**Material**
****

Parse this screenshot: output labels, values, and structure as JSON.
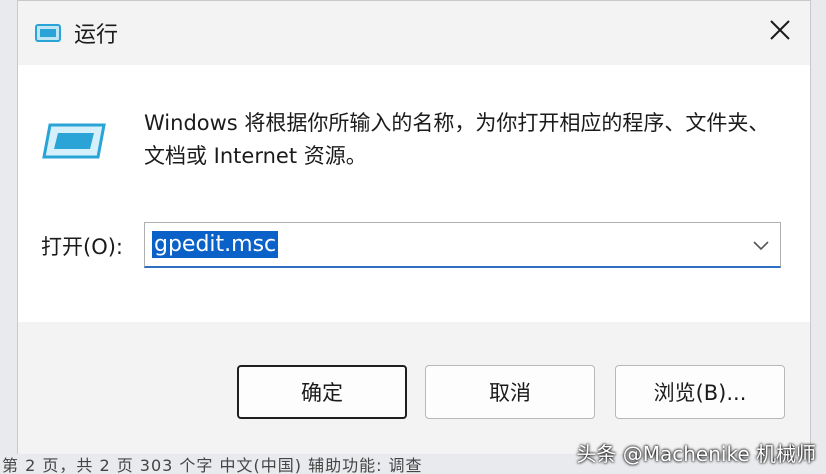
{
  "window": {
    "title": "运行",
    "title_icon": "run-window-icon",
    "close_icon": "close-icon"
  },
  "content": {
    "description": "Windows 将根据你所输入的名称，为你打开相应的程序、文件夹、文档或 Internet 资源。",
    "open_label": "打开(O):",
    "input_value": "gpedit.msc",
    "dropdown_icon": "chevron-down-icon"
  },
  "buttons": {
    "ok": "确定",
    "cancel": "取消",
    "browse": "浏览(B)..."
  },
  "taskbar": {
    "status_text": "第 2 页，共 2 页  303 个字  中文(中国)  辅助功能: 调查"
  },
  "watermark": "头条 @Machenike 机械师",
  "colors": {
    "accent": "#0a62c9",
    "icon": "#2aa3d6"
  }
}
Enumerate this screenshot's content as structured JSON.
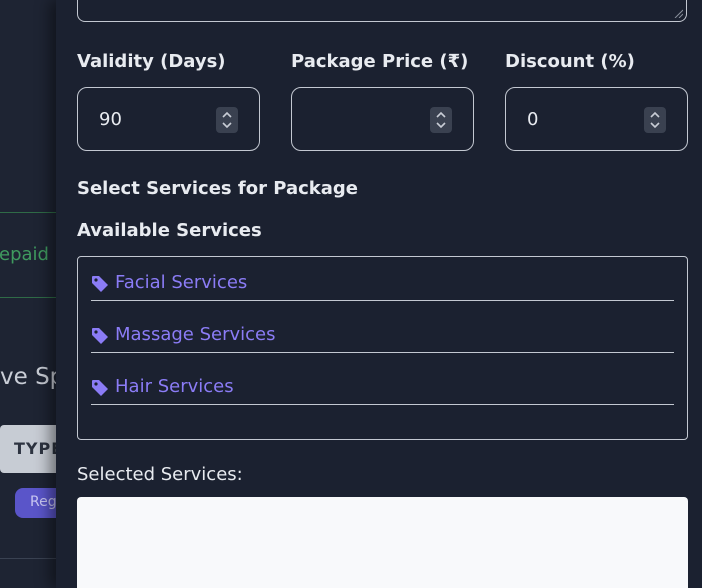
{
  "background": {
    "status_text": "epaid",
    "heading_fragment": "ve Sp",
    "type_column_label": "TYPE",
    "badge_label": "Reg"
  },
  "form": {
    "validity": {
      "label": "Validity (Days)",
      "value": "90"
    },
    "price": {
      "label": "Package Price (₹)",
      "value": ""
    },
    "discount": {
      "label": "Discount (%)",
      "value": "0"
    }
  },
  "services_section": {
    "title": "Select Services for Package",
    "available_title": "Available Services",
    "items": [
      {
        "label": "Facial Services",
        "icon": "tag-icon"
      },
      {
        "label": "Massage Services",
        "icon": "tag-icon"
      },
      {
        "label": "Hair Services",
        "icon": "tag-icon"
      }
    ],
    "selected_title": "Selected Services:"
  },
  "colors": {
    "panel_bg": "#1b2130",
    "accent": "#8b7cf6",
    "border": "#c3c8d1",
    "status_green": "#3f9a5f"
  }
}
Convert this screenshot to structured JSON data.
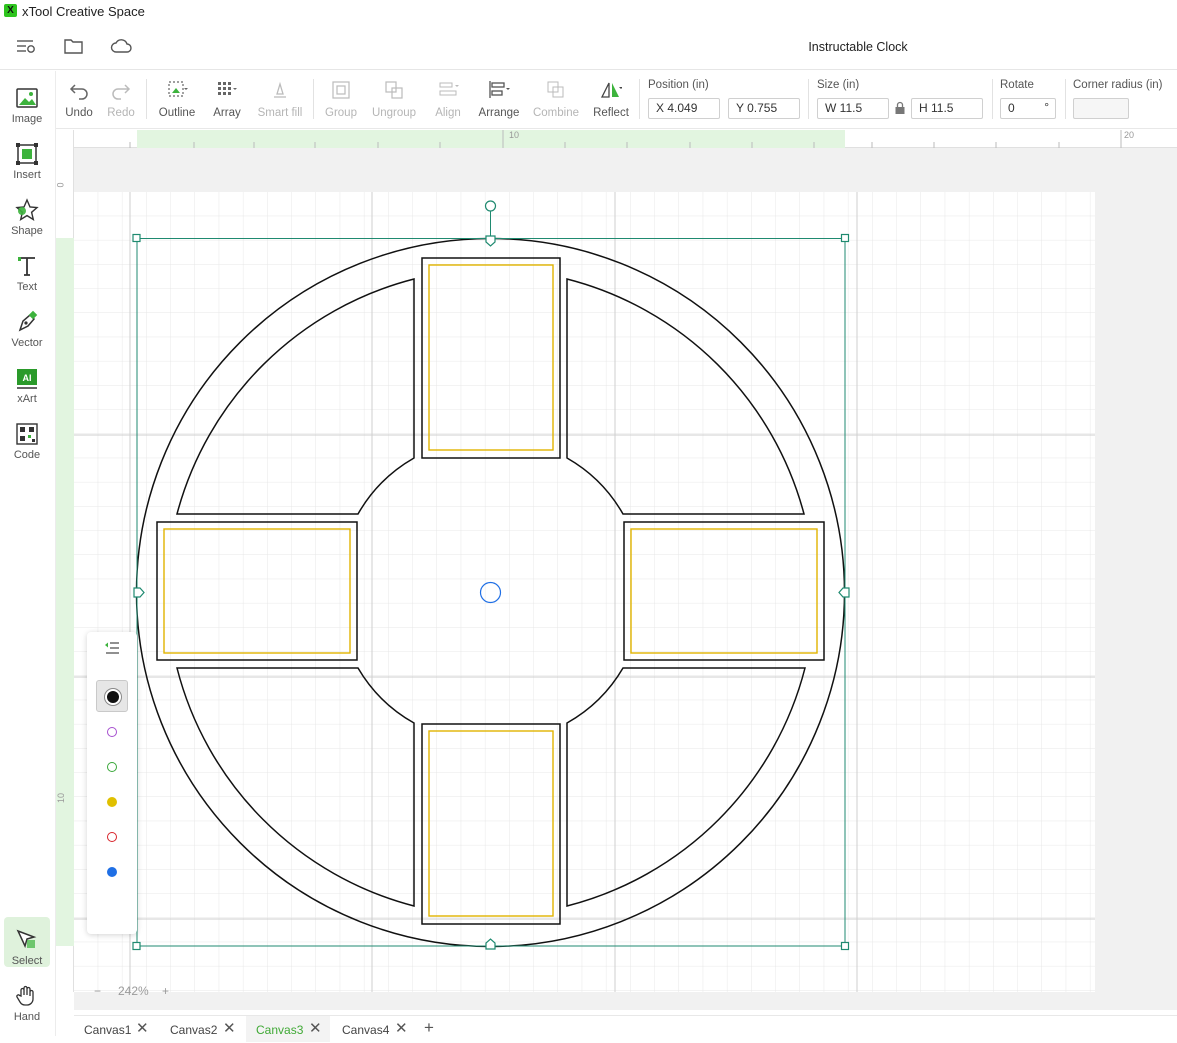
{
  "app": {
    "title": "xTool Creative Space",
    "icon_text": "X"
  },
  "header": {
    "project_title": "Instructable Clock",
    "icons": [
      "list-settings-icon",
      "folder-icon",
      "cloud-icon"
    ]
  },
  "left_tools": [
    {
      "label": "Image",
      "icon": "image-icon"
    },
    {
      "label": "Insert",
      "icon": "insert-icon"
    },
    {
      "label": "Shape",
      "icon": "shape-icon"
    },
    {
      "label": "Text",
      "icon": "text-icon"
    },
    {
      "label": "Vector",
      "icon": "vector-pen-icon"
    },
    {
      "label": "xArt",
      "icon": "xart-icon",
      "badge": "AI"
    },
    {
      "label": "Code",
      "icon": "qr-code-icon"
    },
    {
      "label": "Select",
      "icon": "select-cursor-icon",
      "active": true
    },
    {
      "label": "Hand",
      "icon": "hand-icon"
    }
  ],
  "toolbar": {
    "undo": "Undo",
    "redo": "Redo",
    "outline": "Outline",
    "array": "Array",
    "smart_fill": "Smart fill",
    "group": "Group",
    "ungroup": "Ungroup",
    "align": "Align",
    "arrange": "Arrange",
    "combine": "Combine",
    "reflect": "Reflect",
    "position_label": "Position (in)",
    "x_value": "X 4.049",
    "y_value": "Y 0.755",
    "size_label": "Size (in)",
    "w_value": "W 11.5",
    "h_value": "H 11.5",
    "rotate_label": "Rotate",
    "rotate_value": "0",
    "rotate_unit": "°",
    "corner_label": "Corner radius (in)",
    "corner_value": ""
  },
  "rulers": {
    "top_labels": [
      "10",
      "20"
    ],
    "left_labels": [
      "0",
      "10"
    ]
  },
  "layers": [
    {
      "color": "#555555",
      "style": "filled",
      "active": true
    },
    {
      "color": "#a64fcf",
      "style": "ring"
    },
    {
      "color": "#3aa83a",
      "style": "ring"
    },
    {
      "color": "#e0c000",
      "style": "filled"
    },
    {
      "color": "#d8232a",
      "style": "ring"
    },
    {
      "color": "#1f6fe5",
      "style": "filled"
    }
  ],
  "zoom": {
    "minus": "−",
    "value": "242%",
    "plus": "+"
  },
  "tabs": [
    {
      "label": "Canvas1",
      "active": false
    },
    {
      "label": "Canvas2",
      "active": false
    },
    {
      "label": "Canvas3",
      "active": true
    },
    {
      "label": "Canvas4",
      "active": false
    }
  ],
  "add_tab": "+",
  "colors": {
    "accent": "#40a936",
    "selection": "#1f8a70",
    "cut_line": "#111111",
    "engrave_line": "#e0b400",
    "pivot": "#1f6fe5"
  }
}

****

Locate the word "accent" in the entries, and copy every line where it is found.

**Result for this task**
    "accent": "#0a62c9",
    "accent": "#8b7cf6",
    "accent": "#40a936",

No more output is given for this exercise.